=== Raw data ===
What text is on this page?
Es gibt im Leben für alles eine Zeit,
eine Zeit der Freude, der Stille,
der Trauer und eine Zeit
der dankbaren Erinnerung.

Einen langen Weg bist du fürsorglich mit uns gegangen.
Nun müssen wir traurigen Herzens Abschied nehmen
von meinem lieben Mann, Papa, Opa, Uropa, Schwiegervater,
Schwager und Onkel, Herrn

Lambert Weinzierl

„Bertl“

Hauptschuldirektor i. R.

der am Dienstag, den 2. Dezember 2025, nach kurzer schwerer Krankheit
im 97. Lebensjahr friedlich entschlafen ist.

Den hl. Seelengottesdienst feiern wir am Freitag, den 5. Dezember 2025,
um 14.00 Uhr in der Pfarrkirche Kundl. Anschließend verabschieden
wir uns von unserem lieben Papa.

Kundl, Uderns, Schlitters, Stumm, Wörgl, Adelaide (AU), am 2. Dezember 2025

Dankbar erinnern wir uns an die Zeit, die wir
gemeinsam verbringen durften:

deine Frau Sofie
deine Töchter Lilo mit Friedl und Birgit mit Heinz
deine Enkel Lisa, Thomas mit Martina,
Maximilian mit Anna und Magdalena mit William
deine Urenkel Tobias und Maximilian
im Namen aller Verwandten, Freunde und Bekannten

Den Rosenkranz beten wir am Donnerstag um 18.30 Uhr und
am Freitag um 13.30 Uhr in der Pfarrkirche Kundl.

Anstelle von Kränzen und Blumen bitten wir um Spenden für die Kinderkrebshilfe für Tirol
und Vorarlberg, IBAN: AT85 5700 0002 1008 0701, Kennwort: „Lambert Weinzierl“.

==

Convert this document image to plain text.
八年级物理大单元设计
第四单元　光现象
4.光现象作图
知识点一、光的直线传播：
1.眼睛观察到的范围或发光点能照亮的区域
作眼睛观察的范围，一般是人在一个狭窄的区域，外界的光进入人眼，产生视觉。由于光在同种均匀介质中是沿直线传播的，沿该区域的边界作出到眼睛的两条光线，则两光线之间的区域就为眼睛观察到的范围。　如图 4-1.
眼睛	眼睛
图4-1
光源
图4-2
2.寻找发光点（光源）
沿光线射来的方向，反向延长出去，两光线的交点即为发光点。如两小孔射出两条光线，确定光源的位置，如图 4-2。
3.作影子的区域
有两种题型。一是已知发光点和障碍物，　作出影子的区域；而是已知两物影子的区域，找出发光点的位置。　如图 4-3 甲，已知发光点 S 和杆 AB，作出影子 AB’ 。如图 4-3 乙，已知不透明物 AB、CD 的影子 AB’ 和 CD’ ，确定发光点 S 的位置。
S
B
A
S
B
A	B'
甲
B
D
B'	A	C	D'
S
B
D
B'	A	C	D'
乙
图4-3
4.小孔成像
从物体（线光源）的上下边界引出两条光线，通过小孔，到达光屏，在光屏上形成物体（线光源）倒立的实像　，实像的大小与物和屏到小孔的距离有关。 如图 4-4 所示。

* * *

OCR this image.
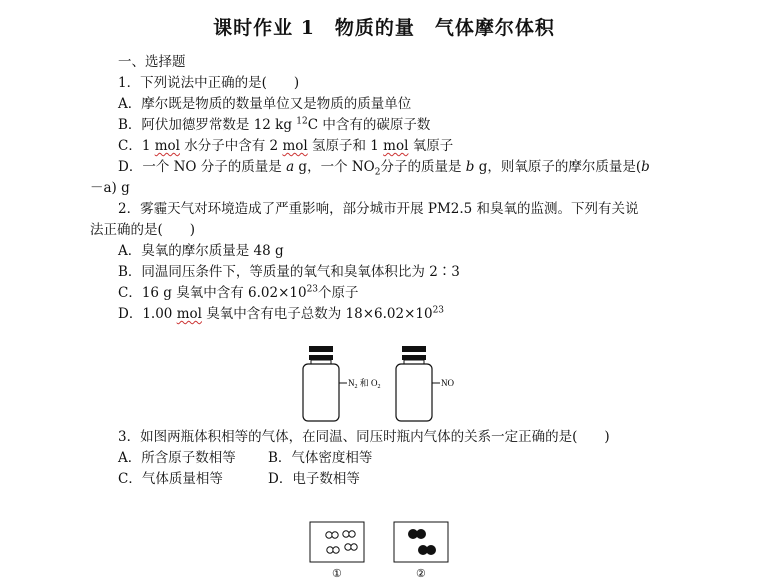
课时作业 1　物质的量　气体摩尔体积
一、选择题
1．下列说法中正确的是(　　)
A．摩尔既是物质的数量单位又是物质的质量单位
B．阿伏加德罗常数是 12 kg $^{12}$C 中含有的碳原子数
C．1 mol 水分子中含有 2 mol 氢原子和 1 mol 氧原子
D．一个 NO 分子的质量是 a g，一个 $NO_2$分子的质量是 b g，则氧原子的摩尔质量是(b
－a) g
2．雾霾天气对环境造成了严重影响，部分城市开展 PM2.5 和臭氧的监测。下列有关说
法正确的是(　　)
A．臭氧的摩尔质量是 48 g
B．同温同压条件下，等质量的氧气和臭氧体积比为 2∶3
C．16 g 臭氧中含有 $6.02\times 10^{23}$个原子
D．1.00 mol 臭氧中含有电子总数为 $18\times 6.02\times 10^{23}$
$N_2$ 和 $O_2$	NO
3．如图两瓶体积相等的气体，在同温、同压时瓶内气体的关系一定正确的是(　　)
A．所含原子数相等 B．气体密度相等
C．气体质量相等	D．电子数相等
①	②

=== What you should do ===
List all lines holding the string "Dezember".

=== The result ===
der am Dienstag, den 2. Dezember 2025, nach kurzer schwerer Krankheit
Den hl. Seelengottesdienst feiern wir am Freitag, den 5. Dezember 2025,
Kundl, Uderns, Schlitters, Stumm, Wörgl, Adelaide (AU), am 2. Dezember 2025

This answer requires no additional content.